Structured figure records:
>> BEGIN

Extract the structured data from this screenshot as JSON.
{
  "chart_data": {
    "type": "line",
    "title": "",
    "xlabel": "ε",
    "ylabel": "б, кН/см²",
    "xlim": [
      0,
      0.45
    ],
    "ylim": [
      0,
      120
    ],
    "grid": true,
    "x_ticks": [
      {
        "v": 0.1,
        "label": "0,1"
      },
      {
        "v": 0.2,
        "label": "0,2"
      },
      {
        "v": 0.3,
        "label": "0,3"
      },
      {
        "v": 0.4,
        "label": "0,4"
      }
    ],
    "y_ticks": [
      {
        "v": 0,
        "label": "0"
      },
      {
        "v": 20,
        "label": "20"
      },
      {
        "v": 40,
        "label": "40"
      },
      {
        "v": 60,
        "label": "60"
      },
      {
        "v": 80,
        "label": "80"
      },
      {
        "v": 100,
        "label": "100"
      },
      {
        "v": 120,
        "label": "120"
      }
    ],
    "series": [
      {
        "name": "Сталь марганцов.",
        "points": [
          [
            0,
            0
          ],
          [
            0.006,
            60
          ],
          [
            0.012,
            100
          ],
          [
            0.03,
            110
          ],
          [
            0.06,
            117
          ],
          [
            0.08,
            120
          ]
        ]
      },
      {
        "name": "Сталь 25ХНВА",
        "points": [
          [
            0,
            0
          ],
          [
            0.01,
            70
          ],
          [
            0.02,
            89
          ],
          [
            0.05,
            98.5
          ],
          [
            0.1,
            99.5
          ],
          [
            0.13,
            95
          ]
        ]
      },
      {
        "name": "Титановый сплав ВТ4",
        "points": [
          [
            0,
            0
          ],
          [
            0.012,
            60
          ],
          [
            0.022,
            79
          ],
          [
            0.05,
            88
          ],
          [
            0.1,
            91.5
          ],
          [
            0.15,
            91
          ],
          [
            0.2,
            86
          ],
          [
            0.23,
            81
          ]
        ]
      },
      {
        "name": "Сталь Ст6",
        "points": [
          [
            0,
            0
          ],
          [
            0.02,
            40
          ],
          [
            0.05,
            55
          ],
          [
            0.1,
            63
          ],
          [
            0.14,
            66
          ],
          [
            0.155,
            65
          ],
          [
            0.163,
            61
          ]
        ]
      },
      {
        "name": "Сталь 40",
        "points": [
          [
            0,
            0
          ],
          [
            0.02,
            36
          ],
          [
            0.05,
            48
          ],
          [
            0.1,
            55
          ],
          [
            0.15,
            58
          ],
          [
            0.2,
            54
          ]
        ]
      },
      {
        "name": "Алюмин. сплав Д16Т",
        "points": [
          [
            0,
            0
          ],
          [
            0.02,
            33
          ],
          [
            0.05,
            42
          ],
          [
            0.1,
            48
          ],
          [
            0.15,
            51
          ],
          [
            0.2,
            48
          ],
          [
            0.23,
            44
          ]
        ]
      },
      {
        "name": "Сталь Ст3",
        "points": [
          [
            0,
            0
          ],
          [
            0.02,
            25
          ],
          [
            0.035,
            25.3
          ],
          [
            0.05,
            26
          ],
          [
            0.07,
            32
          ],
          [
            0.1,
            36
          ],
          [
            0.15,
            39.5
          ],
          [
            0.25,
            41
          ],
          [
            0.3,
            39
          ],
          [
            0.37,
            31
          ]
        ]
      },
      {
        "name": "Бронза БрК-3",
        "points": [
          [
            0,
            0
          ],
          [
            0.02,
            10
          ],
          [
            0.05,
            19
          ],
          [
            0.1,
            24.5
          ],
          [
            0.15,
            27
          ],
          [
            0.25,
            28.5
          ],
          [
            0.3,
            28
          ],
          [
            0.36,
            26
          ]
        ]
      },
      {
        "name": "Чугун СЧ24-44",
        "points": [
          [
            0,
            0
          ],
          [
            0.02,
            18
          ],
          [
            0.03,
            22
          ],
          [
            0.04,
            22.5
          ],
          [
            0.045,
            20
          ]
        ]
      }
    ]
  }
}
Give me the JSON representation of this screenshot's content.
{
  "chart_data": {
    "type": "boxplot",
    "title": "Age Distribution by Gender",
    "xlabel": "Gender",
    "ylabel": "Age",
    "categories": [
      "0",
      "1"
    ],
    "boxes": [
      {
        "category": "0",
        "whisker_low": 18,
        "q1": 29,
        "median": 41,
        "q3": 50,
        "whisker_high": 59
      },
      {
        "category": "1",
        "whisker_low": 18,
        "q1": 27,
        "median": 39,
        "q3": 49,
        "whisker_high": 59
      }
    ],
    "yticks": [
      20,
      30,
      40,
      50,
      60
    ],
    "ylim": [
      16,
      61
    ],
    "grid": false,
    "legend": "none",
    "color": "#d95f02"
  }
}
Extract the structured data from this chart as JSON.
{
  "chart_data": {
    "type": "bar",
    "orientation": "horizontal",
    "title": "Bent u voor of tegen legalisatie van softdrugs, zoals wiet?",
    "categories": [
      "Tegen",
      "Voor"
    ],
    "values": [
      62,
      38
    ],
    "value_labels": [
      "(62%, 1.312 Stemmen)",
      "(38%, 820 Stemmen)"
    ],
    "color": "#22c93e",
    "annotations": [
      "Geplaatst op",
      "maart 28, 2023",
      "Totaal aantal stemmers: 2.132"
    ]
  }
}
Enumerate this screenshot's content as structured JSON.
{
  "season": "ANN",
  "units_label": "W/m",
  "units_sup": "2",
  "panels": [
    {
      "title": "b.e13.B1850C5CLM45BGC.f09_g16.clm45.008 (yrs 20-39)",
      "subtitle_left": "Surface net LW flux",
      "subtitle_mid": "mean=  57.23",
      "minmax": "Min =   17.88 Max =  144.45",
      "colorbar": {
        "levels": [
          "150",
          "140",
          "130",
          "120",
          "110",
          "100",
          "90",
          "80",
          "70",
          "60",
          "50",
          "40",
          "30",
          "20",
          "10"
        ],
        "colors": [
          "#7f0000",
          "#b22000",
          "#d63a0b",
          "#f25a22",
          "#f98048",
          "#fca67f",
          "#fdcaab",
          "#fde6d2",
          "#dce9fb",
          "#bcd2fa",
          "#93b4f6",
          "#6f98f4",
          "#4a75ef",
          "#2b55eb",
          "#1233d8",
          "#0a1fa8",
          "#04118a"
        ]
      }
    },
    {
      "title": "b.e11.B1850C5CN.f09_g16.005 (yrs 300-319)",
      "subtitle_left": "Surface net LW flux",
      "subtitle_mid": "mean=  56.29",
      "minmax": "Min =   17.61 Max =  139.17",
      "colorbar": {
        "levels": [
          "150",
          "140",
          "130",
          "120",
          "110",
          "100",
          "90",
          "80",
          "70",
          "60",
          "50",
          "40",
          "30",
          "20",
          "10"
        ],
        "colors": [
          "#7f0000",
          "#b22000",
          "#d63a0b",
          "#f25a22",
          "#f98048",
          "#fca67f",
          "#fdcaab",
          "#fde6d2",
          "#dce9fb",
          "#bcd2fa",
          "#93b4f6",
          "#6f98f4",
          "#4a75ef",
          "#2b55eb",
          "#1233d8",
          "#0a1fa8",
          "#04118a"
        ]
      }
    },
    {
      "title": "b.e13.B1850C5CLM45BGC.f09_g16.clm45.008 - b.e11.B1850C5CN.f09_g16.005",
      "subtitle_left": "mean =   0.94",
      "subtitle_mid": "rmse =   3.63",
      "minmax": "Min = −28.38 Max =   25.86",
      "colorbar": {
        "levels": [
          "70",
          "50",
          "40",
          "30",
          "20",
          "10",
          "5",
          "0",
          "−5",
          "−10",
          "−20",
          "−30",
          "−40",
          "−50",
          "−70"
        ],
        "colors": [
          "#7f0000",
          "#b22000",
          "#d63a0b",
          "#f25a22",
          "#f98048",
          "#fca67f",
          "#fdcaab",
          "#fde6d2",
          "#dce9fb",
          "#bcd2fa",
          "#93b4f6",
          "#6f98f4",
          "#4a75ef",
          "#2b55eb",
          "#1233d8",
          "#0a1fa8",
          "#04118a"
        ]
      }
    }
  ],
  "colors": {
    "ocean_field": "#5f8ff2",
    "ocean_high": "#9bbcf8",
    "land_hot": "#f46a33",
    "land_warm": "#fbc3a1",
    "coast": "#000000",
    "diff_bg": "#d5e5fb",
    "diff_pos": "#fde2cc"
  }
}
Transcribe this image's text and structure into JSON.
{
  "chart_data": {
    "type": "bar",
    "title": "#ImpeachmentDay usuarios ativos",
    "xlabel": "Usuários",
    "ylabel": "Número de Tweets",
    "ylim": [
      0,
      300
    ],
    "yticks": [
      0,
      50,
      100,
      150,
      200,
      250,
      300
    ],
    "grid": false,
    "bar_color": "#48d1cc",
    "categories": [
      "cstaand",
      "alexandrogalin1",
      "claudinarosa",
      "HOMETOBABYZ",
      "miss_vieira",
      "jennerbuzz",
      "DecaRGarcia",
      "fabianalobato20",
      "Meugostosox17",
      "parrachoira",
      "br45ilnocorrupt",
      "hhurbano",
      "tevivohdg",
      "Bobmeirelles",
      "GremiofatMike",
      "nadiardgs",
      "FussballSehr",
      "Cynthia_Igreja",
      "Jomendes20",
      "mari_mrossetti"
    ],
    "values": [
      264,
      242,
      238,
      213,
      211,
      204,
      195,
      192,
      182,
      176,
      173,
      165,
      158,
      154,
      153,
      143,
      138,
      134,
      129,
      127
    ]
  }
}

>> END

Pick out every line above that contains the word "content" and copy it.

Give me the JSON representation of this screenshot's content.
Enumerate this screenshot's content as structured JSON.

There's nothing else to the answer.